**What you have to do**
Present the following entries again, word for word and in full.

**Information supplied**
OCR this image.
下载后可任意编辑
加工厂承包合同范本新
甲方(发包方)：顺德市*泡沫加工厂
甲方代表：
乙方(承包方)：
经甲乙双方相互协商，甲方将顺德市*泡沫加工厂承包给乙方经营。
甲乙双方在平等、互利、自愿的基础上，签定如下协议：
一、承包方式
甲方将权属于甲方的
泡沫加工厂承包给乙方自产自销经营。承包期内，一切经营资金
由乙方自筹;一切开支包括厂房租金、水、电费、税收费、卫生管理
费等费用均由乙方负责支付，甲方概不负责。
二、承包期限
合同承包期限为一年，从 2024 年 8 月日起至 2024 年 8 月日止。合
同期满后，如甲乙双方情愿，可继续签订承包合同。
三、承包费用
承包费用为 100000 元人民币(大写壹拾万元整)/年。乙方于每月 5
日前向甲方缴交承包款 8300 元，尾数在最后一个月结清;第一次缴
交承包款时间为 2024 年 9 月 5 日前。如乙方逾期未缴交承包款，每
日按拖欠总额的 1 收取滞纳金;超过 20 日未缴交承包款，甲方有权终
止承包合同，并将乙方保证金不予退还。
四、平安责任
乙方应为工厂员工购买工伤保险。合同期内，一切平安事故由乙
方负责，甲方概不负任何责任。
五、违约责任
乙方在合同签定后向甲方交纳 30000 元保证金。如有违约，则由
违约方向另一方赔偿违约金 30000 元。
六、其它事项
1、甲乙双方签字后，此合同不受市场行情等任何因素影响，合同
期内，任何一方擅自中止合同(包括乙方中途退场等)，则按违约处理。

**Task solution**
OCR this image.
下载后可任意编辑
加工厂承包合同范本新
甲方(发包方)：顺德市*泡沫加工厂
甲方代表：
乙方(承包方)：
经甲乙双方相互协商，甲方将顺德市*泡沫加工厂承包给乙方经营。
甲乙双方在平等、互利、自愿的基础上，签定如下协议：
一、承包方式
甲方将权属于甲方的
泡沫加工厂承包给乙方自产自销经营。承包期内，一切经营资金
由乙方自筹;一切开支包括厂房租金、水、电费、税收费、卫生管理
费等费用均由乙方负责支付，甲方概不负责。
二、承包期限
合同承包期限为一年，从 2024 年 8 月日起至 2024 年 8 月日止。合
同期满后，如甲乙双方情愿，可继续签订承包合同。
三、承包费用
承包费用为 100000 元人民币(大写壹拾万元整)/年。乙方于每月 5
日前向甲方缴交承包款 8300 元，尾数在最后一个月结清;第一次缴
交承包款时间为 2024 年 9 月 5 日前。如乙方逾期未缴交承包款，每
日按拖欠总额的 1 收取滞纳金;超过 20 日未缴交承包款，甲方有权终
止承包合同，并将乙方保证金不予退还。
四、平安责任
乙方应为工厂员工购买工伤保险。合同期内，一切平安事故由乙
方负责，甲方概不负任何责任。
五、违约责任
乙方在合同签定后向甲方交纳 30000 元保证金。如有违约，则由
违约方向另一方赔偿违约金 30000 元。
六、其它事项
1、甲乙双方签字后，此合同不受市场行情等任何因素影响，合同
期内，任何一方擅自中止合同(包括乙方中途退场等)，则按违约处理。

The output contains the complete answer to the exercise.